Task prompt: Give the number of lines in the data that contain "document", and nothing more.

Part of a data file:
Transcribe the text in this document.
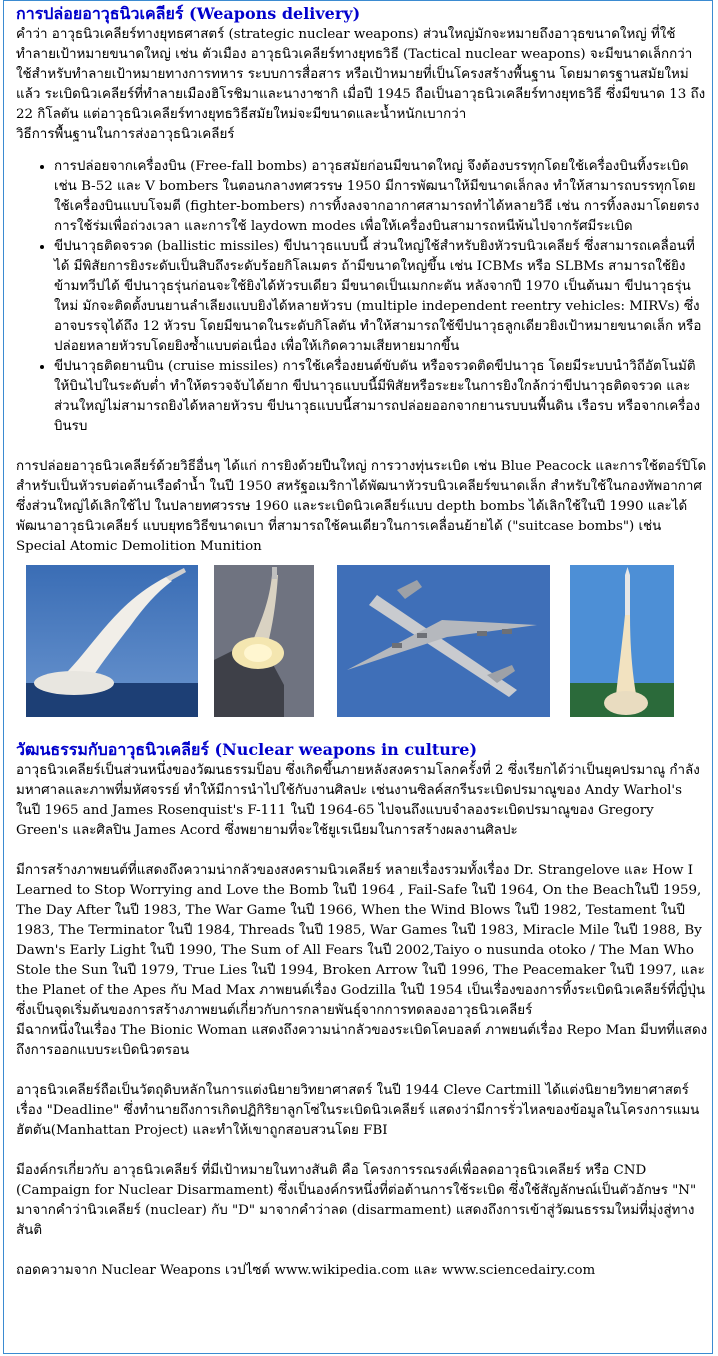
การปล่อยอาวุธนิวเคลียร์ (Weapons delivery)

คำว่า อาวุธนิวเคลียร์ทางยุทธศาสตร์ (strategic nuclear weapons) ส่วนใหญ่มักจะหมายถึงอาวุธขนาดใหญ่ ที่ใช้ทำลายเป้าหมายขนาดใหญ่ เช่น ตัวเมือง อาวุธนิวเคลียร์ทางยุทธวิธี (Tactical nuclear weapons) จะมีขนาดเล็กกว่า ใช้สำหรับทำลายเป้าหมายทางการทหาร ระบบการสื่อสาร หรือเป้าหมายที่เป็นโครงสร้างพื้นฐาน โดยมาตรฐานสมัยใหม่แล้ว ระเบิดนิวเคลียร์ที่ทำลายเมืองฮิโรชิมาและนางาซากิ เมื่อปี 1945 ถือเป็นอาวุธนิวเคลียร์ทางยุทธวิธี ซึ่งมีขนาด 13 ถึง 22 กิโลตัน แต่อาวุธนิวเคลียร์ทางยุทธวิธีสมัยใหม่จะมีขนาดและน้ำหนักเบากว่า

วิธีการพื้นฐานในการส่งอาวุธนิวเคลียร์

• การปล่อยจากเครื่องบิน (Free-fall bombs) อาวุธสมัยก่อนมีขนาดใหญ่ จึงต้องบรรทุกโดยใช้เครื่องบินทิ้งระเบิด เช่น B-52 และ V bombers ในตอนกลางทศวรรษ 1950 มีการพัฒนาให้มีขนาดเล็กลง ทำให้สามารถบรรทุกโดยใช้เครื่องบินแบบโจมตี (fighter-bombers) การทิ้งลงจากอากาศสามารถทำได้หลายวิธี เช่น การทิ้งลงมาโดยตรง การใช้ร่มเพื่อถ่วงเวลา และการใช้ laydown modes เพื่อให้เครื่องบินสามารถหนีพ้นไปจากรัศมีระเบิด
• ขีปนาวุธติดจรวด (ballistic missiles) ขีปนาวุธแบบนี้ ส่วนใหญ่ใช้สำหรับยิงหัวรบนิวเคลียร์ ซึ่งสามารถเคลื่อนที่ได้ มีพิสัยการยิงระดับเป็นสิบถึงระดับร้อยกิโลเมตร ถ้ามีขนาดใหญ่ขึ้น เช่น ICBMs หรือ SLBMs สามารถใช้ยิงข้ามทวีปได้ ขีปนาวุธรุ่นก่อนจะใช้ยิงได้หัวรบเดียว มีขนาดเป็นเมกกะตัน หลังจากปี 1970 เป็นต้นมา ขีปนาวุธรุ่นใหม่ มักจะติดตั้งบนยานลำเลียงแบบยิงได้หลายหัวรบ (multiple independent reentry vehicles: MIRVs) ซึ่งอาจบรรจุได้ถึง 12 หัวรบ โดยมีขนาดในระดับกิโลตัน ทำให้สามารถใช้ขีปนาวุธลูกเดียวยิงเป้าหมายขนาดเล็ก หรือปล่อยหลายหัวรบโดยยิงซ้ำแบบต่อเนื่อง เพื่อให้เกิดความเสียหายมากขึ้น
• ขีปนาวุธติดยานบิน (cruise missiles) การใช้เครื่องยนต์ขับดัน หรือจรวดติดขีปนาวุธ โดยมีระบบนำวิถีอัตโนมัติ ให้บินไปในระดับต่ำ ทำให้ตรวจจับได้ยาก ขีปนาวุธแบบนี้มีพิสัยหรือระยะในการยิงใกล้กว่าขีปนาวุธติดจรวด และส่วนใหญ่ไม่สามารถยิงได้หลายหัวรบ ขีปนาวุธแบบนี้สามารถปล่อยออกจากยานรบบนพื้นดิน เรือรบ หรือจากเครื่องบินรบ

การปล่อยอาวุธนิวเคลียร์ด้วยวิธีอื่นๆ ได้แก่ การยิงด้วยปืนใหญ่ การวางทุ่นระเบิด เช่น Blue Peacock และการใช้ตอร์ปิโด สำหรับเป็นหัวรบต่อต้านเรือดำน้ำ ในปี 1950 สหรัฐอเมริกาได้พัฒนาหัวรบนิวเคลียร์ขนาดเล็ก สำหรับใช้ในกองทัพอากาศ ซึ่งส่วนใหญ่ได้เลิกใช้ไป ในปลายทศวรรษ 1960 และระเบิดนิวเคลียร์แบบ depth bombs ได้เลิกใช้ในปี 1990 และได้พัฒนาอาวุธนิวเคลียร์ แบบยุทธวิธีขนาดเบา ที่สามารถใช้คนเดียวในการเคลื่อนย้ายได้ ("suitcase bombs") เช่น Special Atomic Demolition Munition

วัฒนธรรมกับอาวุธนิวเคลียร์ (Nuclear weapons in culture)

อาวุธนิวเคลียร์เป็นส่วนหนึ่งของวัฒนธรรมป็อบ ซึ่งเกิดขึ้นภายหลังสงครามโลกครั้งที่ 2 ซึ่งเรียกได้ว่าเป็นยุคปรมาณู กำลังมหาศาลและภาพที่มหัศจรรย์ ทำให้มีการนำไปใช้กับงานศิลปะ เช่นงานซิลค์สกรีนระเบิดปรมาณูของ Andy Warhol's ในปี 1965 and James Rosenquist's F-111 ในปี 1964-65 ไปจนถึงแบบจำลองระเบิดปรมาณูของ Gregory Green's และศิลปิน James Acord ซึ่งพยายามที่จะใช้ยูเรเนียมในการสร้างผลงานศิลปะ

มีการสร้างภาพยนต์ที่แสดงถึงความน่ากลัวของสงครามนิวเคลียร์ หลายเรื่องรวมทั้งเรื่อง Dr. Strangelove และ How I Learned to Stop Worrying and Love the Bomb ในปี 1964 , Fail-Safe ในปี 1964, On the Beachในปี 1959, The Day After ในปี 1983, The War Game ในปี 1966, When the Wind Blows ในปี 1982, Testament ในปี 1983, The Terminator ในปี 1984, Threads ในปี 1985, War Games ในปี 1983, Miracle Mile ในปี 1988, By Dawn's Early Light ในปี 1990, The Sum of All Fears ในปี 2002,Taiyo o nusunda otoko / The Man Who Stole the Sun ในปี 1979, True Lies ในปี 1994, Broken Arrow ในปี 1996, The Peacemaker ในปี 1997, และ the Planet of the Apes กับ Mad Max ภาพยนต์เรื่อง Godzilla ในปี 1954 เป็นเรื่องของการทิ้งระเบิดนิวเคลียร์ที่ญี่ปุ่น ซึ่งเป็นจุดเริ่มต้นของการสร้างภาพยนต์เกี่ยวกับการกลายพันธุ์จากการทดลองอาวุธนิวเคลียร์

มีฉากหนึ่งในเรื่อง The Bionic Woman แสดงถึงความน่ากลัวของระเบิดโคบอลต์ ภาพยนต์เรื่อง Repo Man มีบทที่แสดงถึงการออกแบบระเบิดนิวตรอน

อาวุธนิวเคลียร์ถือเป็นวัตถุดิบหลักในการแต่งนิยายวิทยาศาสตร์ ในปี 1944 Cleve Cartmill ได้แต่งนิยายวิทยาศาสตร์ เรื่อง "Deadline" ซึ่งทำนายถึงการเกิดปฏิกิริยาลูกโซ่ในระเบิดนิวเคลียร์ แสดงว่ามีการรั่วไหลของข้อมูลในโครงการแมนฮัตตัน(Manhattan Project) และทำให้เขาถูกสอบสวนโดย FBI

มีองค์กรเกี่ยวกับ อาวุธนิวเคลียร์ ที่มีเป้าหมายในทางสันติ คือ โครงการรณรงค์เพื่อลดอาวุธนิวเคลียร์ หรือ CND (Campaign for Nuclear Disarmament) ซึ่งเป็นองค์กรหนึ่งที่ต่อต้านการใช้ระเบิด ซึ่งใช้สัญลักษณ์เป็นตัวอักษร "N" มาจากคำว่านิวเคลียร์ (nuclear) กับ "D" มาจากคำว่าลด (disarmament) แสดงถึงการเข้าสู่วัฒนธรรมใหม่ที่มุ่งสู่ทางสันติ

ถอดความจาก Nuclear Weapons เวปไซต์ www.wikipedia.com และ www.sciencedairy.com
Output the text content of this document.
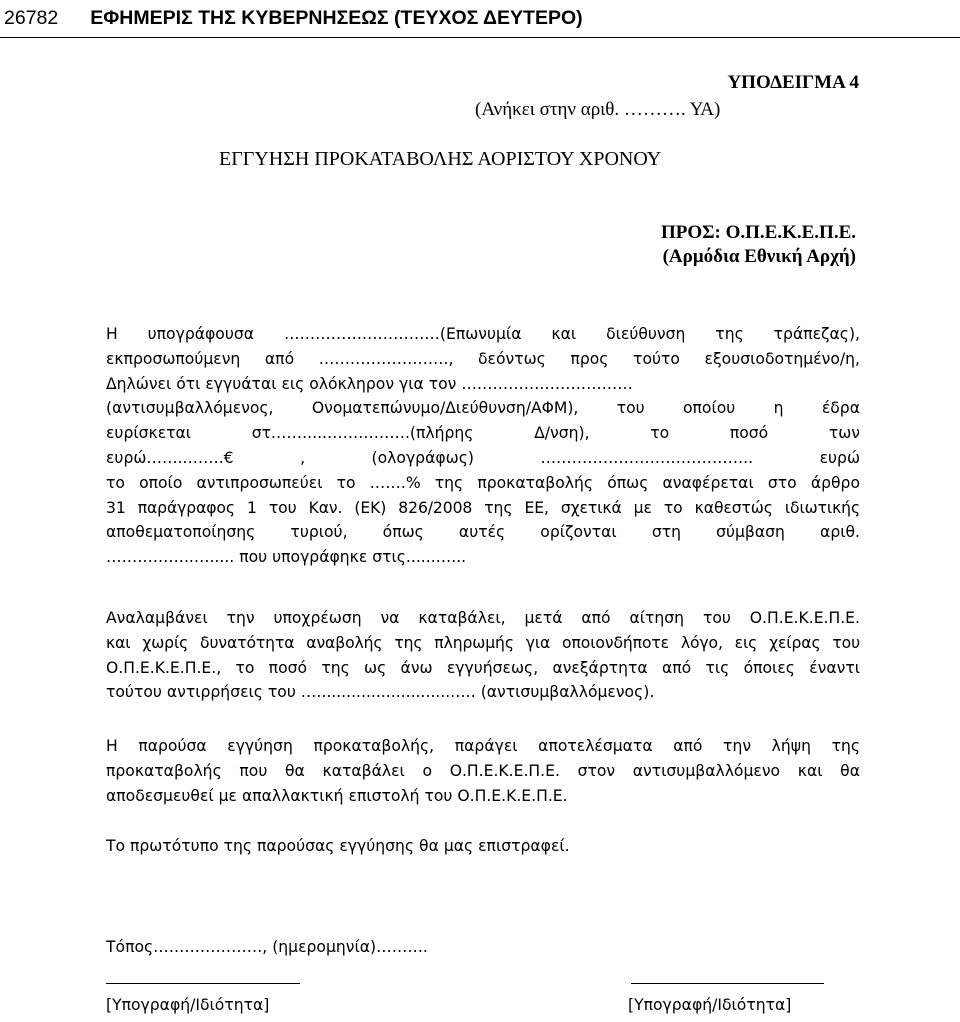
26782 ΕΦΗΜΕΡΙΣ ΤΗΣ ΚΥΒΕΡΝΗΣΕΩΣ (ΤΕΥΧΟΣ ΔΕΥΤΕΡΟ)
ΥΠΟΔΕΙΓΜΑ 4
(Ανήκει στην αριθ. ………. ΥΑ)
ΕΓΓΥΗΣΗ ΠΡΟΚΑΤΑΒΟΛΗΣ ΑΟΡΙΣΤΟΥ ΧΡΟΝΟΥ
ΠΡΟΣ: Ο.Π.Ε.Κ.Ε.Π.Ε.
(Αρμόδια Εθνική Αρχή)
Η υπογράφουσα …………………………(Επωνυμία και διεύθυνση της τράπεζας),
εκπροσωπούμενη από ……………………., δεόντως προς τούτο εξουσιοδοτημένο/η,
Δηλώνει ότι εγγυάται εις ολόκληρον για τον ……………………………
(αντισυμβαλλόμενος, Ονοματεπώνυμο/Διεύθυνση/ΑΦΜ), του οποίου η έδρα
ευρίσκεται στ.……....…………….(πλήρης Δ/νση), το ποσό των
ευρώ……..…….€ , (ολογράφως) ………………………………….. ευρώ
το οποίο αντιπροσωπεύει το …….% της προκαταβολής όπως αναφέρεται στο άρθρο
31 παράγραφος 1 του Καν. (ΕΚ) 826/2008 της ΕΕ, σχετικά με το καθεστώς ιδιωτικής
αποθεματοποίησης τυριού, όπως αυτές ορίζονται στη σύμβαση αριθ.
……………..…..... που υπογράφηκε στις......…...
Αναλαμβάνει την υποχρέωση να καταβάλει, μετά από αίτηση του Ο.Π.Ε.Κ.Ε.Π.Ε.
και χωρίς δυνατότητα αναβολής της πληρωμής για οποιονδήποτε λόγο, εις χείρας του
Ο.Π.Ε.Κ.Ε.Π.Ε., το ποσό της ως άνω εγγυήσεως, ανεξάρτητα από τις όποιες έναντι
τούτου αντιρρήσεις του …............................…. (αντισυμβαλλόμενος).
Η παρούσα εγγύηση προκαταβολής, παράγει αποτελέσματα από την λήψη της
προκαταβολής που θα καταβάλει ο Ο.Π.Ε.Κ.Ε.Π.Ε. στον αντισυμβαλλόμενο και θα
αποδεσμευθεί με απαλλακτική επιστολή του Ο.Π.Ε.Κ.Ε.Π.Ε.
Το πρωτότυπο της παρούσας εγγύησης θα μας επιστραφεί.
Τόπος…………………, (ημερομηνία)……….
[Υπογραφή/Ιδιότητα]	[Υπογραφή/Ιδιότητα]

Answer to the exercise: 2